:: Text block ::
Another view, equivalent to minimizing augmented error $E_{aug}(w)$:

\[ E_{in}(w) + \frac{\lambda}{N} w^{T} w \]

regularization with augmented error instead of constrained $E_{in}$

\[ w_{REG} \leftarrow \underset{w}{\text{argmin}} E_{aug}(w) \text{for given} \lambda \text{ or } \lambda = 0 \]

minimizing unconstrained $E_{aug}$ effectively minimizes some $C$-constrained $E_{in}$

The Results

$\lambda = 0$, overfitting
$\lambda = 0.0001$, OK
$\lambda = 0.01$, OK
$\lambda = 1$, underfitting, complexity is not enough.
Philosophy: a little regularization goes a long way.

call ‘$+\frac{\lambda}{N} w^T w$’ weight-decay regularization:

larger $\iff$
prefer shorter $w \iff$
effectively smaller $C$

Go with any transform + linear model

Some details: Legendre Polynomials

\[ \underset{w\in\mathbb{R}^{Q+1}}{\text{min}} \frac{1}{N} \sum_{n=0}^{N} (w^T \Phi(x_n) - y_n^2)^2 + \frac{1}{N} \sum_{q=0}^{Q} w_q^2 \]

naive polynomial transform:

\[ \Phi(x) = (1, x, x^2, \dots, x^Q) \]

When $x_n \in [-1, +1]$, $x_n^q$ really small, needing large $w_q$.

We need large $w_Q$ for big $Q$. We penalize too much for the high dimension.

:: Stated goal ::
Set down the part of the regularization notes above that starts with "Some details: Legendre" and goes on through "the high dimension.".

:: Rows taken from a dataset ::
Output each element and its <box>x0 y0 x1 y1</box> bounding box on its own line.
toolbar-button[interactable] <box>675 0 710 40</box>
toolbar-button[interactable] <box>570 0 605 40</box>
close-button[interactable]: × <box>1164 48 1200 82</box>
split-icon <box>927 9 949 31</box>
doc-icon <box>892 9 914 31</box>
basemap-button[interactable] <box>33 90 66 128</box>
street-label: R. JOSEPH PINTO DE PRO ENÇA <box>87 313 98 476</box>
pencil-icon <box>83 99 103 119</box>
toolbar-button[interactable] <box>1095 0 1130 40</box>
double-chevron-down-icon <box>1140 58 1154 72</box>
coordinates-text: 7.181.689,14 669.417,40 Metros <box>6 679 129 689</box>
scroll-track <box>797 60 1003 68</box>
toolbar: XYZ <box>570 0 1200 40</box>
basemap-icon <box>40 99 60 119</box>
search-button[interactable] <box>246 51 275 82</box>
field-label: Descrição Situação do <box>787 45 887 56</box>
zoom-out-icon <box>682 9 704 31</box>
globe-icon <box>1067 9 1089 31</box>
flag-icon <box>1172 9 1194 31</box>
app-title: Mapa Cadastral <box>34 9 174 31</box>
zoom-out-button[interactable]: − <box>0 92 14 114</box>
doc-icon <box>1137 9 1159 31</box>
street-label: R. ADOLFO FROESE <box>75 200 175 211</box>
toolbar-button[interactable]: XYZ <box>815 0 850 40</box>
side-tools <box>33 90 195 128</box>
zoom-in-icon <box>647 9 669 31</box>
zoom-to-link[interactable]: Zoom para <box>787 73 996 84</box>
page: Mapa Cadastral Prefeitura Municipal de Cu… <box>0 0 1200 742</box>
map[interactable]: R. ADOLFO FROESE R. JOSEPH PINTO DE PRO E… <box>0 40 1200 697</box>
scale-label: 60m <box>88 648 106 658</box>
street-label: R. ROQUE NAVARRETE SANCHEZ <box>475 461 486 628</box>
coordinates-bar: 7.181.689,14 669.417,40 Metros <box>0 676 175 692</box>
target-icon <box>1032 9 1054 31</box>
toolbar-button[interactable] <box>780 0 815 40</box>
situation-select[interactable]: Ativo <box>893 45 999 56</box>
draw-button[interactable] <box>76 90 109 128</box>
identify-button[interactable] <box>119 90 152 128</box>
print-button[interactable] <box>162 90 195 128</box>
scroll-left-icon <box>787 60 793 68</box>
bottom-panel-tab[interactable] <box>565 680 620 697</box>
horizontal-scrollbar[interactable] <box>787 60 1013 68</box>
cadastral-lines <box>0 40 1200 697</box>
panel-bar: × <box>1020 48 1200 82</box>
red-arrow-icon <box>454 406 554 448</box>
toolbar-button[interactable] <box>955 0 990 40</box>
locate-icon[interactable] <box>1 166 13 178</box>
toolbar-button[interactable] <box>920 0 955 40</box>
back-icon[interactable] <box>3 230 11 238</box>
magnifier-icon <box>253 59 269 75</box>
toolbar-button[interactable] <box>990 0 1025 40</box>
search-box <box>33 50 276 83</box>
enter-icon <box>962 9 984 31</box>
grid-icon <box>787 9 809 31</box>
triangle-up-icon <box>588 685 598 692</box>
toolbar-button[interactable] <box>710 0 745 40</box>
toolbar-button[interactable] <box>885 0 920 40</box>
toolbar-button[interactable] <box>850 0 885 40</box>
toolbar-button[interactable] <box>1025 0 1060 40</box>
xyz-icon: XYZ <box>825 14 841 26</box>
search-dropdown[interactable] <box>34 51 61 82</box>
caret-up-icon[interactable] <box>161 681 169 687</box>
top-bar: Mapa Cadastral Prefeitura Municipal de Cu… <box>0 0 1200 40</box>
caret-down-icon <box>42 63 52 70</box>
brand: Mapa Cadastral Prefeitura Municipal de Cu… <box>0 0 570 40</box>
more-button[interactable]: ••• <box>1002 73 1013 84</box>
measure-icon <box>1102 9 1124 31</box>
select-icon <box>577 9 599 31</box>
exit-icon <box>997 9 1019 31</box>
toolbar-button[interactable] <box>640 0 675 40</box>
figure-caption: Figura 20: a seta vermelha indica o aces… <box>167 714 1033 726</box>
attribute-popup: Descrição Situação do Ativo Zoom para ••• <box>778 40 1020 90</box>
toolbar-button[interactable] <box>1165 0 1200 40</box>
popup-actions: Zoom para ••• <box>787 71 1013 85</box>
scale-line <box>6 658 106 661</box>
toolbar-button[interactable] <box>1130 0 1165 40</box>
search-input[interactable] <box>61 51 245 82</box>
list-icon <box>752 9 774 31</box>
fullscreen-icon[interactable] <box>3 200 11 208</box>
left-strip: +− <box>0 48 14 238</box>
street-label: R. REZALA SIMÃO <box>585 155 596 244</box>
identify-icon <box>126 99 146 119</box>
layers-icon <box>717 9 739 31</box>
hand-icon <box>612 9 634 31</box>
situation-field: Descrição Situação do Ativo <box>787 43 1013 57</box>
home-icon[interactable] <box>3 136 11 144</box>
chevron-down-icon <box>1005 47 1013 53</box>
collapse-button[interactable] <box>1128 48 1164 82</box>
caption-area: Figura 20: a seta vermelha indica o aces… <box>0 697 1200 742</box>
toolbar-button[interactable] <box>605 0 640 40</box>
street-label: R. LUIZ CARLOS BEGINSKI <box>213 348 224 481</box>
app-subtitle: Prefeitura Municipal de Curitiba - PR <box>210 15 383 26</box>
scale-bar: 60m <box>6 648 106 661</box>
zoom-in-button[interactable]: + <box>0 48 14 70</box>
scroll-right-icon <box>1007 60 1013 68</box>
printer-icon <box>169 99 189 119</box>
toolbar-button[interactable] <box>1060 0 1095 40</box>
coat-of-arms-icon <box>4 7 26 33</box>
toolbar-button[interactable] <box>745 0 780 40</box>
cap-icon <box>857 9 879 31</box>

:: Solution for this task ::
Some details: Legendre Polynomials

\[ \underset{w\in\mathbb{R}^{Q+1}}{\text{min}} \frac{1}{N} \sum_{n=0}^{N} (w^T \Phi(x_n) - y_n^2)^2 + \frac{1}{N} \sum_{q=0}^{Q} w_q^2 \]

naive polynomial transform:

\[ \Phi(x) = (1, x, x^2, \dots, x^Q) \]

When $x_n \in [-1, +1]$, $x_n^q$ really small, needing large $w_q$.

We need large $w_Q$ for big $Q$. We penalize too much for the high dimension.